SET PROBLEM » Find the lines that hold the word "people" and return them.

++++

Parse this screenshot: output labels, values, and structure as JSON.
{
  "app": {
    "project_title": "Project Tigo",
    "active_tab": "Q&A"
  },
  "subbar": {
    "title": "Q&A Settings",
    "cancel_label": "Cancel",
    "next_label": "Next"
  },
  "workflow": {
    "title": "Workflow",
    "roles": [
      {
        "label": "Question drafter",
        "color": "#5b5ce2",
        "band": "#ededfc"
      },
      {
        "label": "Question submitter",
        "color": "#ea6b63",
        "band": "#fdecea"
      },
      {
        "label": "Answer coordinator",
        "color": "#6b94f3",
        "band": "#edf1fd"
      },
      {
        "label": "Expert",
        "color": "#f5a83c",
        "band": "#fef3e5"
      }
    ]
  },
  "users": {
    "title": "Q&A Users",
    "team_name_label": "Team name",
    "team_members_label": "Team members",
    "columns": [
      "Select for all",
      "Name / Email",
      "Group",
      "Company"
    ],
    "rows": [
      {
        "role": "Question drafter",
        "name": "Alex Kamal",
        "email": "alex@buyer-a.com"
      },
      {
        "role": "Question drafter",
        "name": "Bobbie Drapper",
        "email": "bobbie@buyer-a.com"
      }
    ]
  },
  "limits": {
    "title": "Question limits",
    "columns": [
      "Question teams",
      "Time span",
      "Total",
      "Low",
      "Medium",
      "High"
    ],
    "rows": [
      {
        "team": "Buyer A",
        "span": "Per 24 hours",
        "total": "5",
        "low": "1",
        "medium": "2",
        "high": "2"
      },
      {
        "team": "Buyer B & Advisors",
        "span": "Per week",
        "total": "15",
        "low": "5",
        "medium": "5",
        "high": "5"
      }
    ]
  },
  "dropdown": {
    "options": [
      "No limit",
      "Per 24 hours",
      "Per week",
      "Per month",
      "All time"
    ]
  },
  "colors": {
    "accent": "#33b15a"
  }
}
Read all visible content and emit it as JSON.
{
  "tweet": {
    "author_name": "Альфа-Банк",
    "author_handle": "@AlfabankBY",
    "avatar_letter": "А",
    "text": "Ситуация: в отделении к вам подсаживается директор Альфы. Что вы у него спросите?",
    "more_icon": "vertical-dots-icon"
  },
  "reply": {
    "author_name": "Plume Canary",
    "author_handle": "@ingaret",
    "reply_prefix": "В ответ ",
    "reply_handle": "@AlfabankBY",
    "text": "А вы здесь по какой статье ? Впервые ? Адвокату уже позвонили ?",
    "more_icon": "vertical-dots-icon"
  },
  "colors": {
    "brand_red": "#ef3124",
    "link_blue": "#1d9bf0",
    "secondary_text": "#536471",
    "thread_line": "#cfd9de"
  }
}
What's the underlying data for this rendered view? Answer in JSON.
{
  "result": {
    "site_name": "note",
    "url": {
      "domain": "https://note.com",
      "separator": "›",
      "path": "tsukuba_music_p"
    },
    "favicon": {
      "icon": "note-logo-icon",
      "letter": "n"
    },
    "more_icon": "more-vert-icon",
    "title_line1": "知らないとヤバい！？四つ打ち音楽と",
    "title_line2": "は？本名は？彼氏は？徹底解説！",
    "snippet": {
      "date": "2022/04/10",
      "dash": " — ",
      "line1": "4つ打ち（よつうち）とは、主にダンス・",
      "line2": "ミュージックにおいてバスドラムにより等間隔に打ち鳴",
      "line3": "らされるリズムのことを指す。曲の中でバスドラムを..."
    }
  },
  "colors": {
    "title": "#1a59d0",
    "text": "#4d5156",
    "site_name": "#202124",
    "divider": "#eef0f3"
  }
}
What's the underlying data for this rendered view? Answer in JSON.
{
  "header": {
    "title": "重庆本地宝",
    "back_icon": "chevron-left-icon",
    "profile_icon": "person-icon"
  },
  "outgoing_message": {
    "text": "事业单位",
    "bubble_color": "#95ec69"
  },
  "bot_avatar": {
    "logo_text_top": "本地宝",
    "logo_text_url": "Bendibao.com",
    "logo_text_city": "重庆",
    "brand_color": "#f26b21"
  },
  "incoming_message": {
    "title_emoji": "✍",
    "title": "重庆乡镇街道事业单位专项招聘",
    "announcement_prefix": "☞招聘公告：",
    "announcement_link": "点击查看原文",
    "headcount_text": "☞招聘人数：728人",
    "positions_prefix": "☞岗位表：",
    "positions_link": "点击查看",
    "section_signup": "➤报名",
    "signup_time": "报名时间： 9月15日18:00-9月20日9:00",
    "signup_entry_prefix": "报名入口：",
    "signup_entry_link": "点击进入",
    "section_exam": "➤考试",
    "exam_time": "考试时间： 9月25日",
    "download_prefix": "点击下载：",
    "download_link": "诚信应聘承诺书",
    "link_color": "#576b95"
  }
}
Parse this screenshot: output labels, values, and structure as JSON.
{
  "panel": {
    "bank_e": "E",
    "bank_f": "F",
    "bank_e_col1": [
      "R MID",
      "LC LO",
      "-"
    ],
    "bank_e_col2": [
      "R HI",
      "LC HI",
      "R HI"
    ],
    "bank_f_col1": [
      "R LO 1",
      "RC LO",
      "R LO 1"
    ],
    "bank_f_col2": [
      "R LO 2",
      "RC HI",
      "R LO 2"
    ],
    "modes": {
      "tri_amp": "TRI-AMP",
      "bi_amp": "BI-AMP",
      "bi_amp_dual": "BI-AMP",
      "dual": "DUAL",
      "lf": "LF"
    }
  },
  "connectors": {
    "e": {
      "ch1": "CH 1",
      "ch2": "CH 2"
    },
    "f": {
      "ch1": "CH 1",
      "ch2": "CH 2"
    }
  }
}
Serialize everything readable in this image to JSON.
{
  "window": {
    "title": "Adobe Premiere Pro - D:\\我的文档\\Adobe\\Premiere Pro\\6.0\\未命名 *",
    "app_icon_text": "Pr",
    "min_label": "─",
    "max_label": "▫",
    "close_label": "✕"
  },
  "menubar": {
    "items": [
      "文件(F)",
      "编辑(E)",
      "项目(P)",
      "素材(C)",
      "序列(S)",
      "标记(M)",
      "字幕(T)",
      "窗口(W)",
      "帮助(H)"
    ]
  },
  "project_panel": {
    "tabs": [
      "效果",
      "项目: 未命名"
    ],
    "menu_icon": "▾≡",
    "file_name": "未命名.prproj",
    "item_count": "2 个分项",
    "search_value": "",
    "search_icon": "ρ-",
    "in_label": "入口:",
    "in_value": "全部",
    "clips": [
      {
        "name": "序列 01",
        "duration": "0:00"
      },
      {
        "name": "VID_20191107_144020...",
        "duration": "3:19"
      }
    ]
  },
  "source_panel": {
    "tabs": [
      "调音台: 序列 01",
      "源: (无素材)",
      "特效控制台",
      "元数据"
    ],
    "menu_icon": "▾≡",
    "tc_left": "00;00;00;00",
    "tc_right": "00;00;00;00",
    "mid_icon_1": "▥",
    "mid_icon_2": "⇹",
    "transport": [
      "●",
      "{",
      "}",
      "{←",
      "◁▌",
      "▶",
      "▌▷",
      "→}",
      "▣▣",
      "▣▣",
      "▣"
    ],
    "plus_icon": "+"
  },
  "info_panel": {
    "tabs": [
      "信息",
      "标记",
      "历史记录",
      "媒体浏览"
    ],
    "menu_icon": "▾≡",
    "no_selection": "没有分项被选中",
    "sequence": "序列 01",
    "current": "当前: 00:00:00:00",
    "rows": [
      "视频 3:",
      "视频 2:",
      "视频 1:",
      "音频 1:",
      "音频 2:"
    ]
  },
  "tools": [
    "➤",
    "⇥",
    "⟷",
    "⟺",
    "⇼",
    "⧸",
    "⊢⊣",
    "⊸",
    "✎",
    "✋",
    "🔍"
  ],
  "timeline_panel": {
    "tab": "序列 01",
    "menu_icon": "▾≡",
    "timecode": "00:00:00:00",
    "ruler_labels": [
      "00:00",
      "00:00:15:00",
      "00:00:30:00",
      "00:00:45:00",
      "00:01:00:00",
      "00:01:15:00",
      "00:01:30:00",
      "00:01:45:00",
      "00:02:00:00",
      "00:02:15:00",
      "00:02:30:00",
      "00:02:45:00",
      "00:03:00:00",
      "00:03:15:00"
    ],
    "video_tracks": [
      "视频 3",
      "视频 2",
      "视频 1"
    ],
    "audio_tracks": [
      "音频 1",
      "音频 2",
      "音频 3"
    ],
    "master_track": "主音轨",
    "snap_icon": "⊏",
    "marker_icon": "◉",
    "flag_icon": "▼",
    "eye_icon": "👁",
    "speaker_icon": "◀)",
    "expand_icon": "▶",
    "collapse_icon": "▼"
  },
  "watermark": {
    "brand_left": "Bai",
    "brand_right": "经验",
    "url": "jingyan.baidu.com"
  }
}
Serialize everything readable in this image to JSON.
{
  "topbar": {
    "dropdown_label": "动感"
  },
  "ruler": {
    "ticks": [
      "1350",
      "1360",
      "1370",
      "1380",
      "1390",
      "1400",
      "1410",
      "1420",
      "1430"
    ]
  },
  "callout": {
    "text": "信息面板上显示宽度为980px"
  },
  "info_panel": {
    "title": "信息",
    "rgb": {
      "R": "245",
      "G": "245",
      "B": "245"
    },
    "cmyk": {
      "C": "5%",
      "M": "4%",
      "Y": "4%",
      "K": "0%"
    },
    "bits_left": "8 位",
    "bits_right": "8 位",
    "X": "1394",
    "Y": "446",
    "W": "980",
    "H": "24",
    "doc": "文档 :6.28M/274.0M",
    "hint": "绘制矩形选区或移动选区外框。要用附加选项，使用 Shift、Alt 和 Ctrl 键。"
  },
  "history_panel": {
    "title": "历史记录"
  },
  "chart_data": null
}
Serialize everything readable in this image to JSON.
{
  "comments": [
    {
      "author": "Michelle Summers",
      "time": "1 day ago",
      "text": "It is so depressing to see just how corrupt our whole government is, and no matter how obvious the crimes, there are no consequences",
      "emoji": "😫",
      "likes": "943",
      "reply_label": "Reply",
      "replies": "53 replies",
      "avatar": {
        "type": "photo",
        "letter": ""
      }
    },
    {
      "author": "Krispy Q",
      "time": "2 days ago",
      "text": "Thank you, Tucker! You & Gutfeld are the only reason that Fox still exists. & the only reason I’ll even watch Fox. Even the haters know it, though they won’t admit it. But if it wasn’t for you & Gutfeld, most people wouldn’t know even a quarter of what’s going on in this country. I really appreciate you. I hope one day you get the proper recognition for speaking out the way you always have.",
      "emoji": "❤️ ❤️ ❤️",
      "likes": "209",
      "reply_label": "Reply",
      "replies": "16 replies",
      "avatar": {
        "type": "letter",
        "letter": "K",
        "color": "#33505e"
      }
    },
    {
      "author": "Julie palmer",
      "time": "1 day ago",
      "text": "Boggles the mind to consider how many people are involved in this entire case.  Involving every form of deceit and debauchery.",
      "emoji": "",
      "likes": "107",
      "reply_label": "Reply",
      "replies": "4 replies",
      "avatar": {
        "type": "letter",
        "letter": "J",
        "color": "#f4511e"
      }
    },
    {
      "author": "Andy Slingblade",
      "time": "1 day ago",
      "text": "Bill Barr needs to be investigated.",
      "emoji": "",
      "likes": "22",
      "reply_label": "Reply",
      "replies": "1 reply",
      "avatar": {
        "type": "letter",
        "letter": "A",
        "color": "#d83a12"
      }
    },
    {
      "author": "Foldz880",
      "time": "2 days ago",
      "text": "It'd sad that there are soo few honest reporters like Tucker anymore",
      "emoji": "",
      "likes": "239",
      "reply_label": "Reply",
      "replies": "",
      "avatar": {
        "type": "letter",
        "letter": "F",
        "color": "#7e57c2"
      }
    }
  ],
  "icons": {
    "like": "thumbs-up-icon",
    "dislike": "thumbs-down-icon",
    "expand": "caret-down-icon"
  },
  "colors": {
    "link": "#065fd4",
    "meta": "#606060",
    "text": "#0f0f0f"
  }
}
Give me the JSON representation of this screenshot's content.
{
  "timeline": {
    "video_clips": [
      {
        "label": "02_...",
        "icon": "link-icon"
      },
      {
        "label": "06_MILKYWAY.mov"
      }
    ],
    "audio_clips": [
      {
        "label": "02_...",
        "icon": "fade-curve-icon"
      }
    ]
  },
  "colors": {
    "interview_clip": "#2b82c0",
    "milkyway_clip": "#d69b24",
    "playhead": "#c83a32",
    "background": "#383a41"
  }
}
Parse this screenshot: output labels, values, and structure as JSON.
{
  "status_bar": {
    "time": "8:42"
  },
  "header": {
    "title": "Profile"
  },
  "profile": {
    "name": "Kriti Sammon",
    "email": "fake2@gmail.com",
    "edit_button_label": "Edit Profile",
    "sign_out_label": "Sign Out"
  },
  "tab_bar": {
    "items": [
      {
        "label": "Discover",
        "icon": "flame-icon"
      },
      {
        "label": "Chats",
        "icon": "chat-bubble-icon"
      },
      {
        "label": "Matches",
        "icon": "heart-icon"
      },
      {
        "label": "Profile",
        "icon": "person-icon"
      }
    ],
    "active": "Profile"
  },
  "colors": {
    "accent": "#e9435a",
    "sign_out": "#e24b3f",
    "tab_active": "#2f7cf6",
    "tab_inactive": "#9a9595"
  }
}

++++

THE SOLUTION »
      "text": "Thank you, Tucker! You & Gutfeld are the only reason that Fox still exists. & the only reason I’ll even watch Fox. Even the haters know it, though they won’t admit it. But if it wasn’t for you & Gutfeld, most people wouldn’t know even a quarter of what’s going on in this country. I really appreciate you. I hope one day you get the proper recognition for speaking out the way you always have.",
      "text": "Boggles the mind to consider how many people are involved in this entire case.  Involving every form of deceit and debauchery.",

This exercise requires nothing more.